* [Record excerpts]:

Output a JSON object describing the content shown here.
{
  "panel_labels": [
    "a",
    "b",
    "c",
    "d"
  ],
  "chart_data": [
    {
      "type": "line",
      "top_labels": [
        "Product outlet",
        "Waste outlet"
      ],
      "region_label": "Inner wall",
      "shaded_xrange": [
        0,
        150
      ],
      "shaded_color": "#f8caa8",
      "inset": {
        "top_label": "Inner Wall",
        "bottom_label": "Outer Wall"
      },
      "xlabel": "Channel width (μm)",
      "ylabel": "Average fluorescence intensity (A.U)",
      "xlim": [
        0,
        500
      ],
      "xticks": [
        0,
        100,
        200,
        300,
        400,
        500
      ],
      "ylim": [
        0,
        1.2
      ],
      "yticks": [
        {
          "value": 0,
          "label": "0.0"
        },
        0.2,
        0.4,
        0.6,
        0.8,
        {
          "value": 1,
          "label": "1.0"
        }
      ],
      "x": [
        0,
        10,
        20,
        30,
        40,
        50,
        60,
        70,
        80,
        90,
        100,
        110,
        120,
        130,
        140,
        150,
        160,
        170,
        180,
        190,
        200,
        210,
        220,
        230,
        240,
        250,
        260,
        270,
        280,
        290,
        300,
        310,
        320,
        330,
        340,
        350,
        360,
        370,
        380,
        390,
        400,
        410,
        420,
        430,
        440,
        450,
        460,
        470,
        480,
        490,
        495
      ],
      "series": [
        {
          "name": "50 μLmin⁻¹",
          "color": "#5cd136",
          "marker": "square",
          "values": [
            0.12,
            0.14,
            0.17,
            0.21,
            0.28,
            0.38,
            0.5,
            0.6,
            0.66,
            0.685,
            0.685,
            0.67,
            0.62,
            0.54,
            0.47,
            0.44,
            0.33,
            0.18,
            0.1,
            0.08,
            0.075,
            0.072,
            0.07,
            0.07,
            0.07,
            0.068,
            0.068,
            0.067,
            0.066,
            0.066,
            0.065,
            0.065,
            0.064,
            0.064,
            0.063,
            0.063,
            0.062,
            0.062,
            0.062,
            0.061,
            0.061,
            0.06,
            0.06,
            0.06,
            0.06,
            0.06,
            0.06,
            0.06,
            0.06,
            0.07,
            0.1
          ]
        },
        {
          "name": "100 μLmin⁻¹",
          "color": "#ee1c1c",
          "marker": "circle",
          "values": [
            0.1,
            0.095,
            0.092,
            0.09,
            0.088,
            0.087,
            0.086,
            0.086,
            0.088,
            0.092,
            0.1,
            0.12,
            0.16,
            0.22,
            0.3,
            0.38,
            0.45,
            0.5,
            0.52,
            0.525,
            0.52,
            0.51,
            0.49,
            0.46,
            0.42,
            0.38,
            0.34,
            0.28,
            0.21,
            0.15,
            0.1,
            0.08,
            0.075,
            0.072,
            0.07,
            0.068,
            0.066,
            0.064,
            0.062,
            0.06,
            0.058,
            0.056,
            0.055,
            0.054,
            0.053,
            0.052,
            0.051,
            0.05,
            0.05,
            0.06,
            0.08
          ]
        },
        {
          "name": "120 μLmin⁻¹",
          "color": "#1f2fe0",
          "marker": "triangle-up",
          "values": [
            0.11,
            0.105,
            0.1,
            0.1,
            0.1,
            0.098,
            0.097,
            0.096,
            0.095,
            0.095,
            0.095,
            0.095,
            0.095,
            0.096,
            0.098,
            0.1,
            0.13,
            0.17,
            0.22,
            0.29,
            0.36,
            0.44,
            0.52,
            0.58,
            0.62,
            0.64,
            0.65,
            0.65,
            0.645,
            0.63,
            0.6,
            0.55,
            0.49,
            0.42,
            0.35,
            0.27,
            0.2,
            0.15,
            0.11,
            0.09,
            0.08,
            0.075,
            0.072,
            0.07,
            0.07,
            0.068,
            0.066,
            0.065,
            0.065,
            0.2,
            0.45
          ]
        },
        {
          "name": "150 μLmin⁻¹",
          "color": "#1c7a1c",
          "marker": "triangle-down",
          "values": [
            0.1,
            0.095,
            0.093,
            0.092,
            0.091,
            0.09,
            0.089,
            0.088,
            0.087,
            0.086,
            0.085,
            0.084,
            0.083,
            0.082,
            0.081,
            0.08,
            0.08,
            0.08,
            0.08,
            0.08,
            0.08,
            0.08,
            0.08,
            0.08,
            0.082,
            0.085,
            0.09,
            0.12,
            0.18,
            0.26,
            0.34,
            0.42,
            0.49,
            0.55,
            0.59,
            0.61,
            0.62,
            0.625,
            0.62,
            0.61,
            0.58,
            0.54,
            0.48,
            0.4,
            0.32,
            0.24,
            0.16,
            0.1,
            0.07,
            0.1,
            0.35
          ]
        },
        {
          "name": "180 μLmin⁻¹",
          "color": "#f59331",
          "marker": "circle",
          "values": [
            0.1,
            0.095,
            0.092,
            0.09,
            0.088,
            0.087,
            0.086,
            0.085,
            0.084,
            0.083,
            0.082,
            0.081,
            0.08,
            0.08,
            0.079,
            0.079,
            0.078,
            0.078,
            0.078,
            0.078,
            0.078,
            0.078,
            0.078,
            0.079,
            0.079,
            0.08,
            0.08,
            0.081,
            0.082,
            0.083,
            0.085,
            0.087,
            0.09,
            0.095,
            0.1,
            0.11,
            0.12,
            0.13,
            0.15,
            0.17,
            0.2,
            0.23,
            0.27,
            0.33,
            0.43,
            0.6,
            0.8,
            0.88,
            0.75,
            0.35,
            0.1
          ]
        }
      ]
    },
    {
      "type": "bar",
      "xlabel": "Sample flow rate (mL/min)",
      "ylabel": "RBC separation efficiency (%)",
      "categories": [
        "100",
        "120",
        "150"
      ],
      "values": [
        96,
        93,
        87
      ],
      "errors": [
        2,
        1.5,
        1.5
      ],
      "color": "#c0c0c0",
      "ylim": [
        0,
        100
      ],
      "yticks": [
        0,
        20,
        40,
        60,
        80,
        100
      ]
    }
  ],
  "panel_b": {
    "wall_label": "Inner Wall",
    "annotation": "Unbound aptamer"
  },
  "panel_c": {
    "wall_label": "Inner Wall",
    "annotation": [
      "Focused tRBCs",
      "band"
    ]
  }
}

* [Aim of the task]: What count of lines in the listing contain the word "annotation"? Reply with the number only.

* [The output]: 2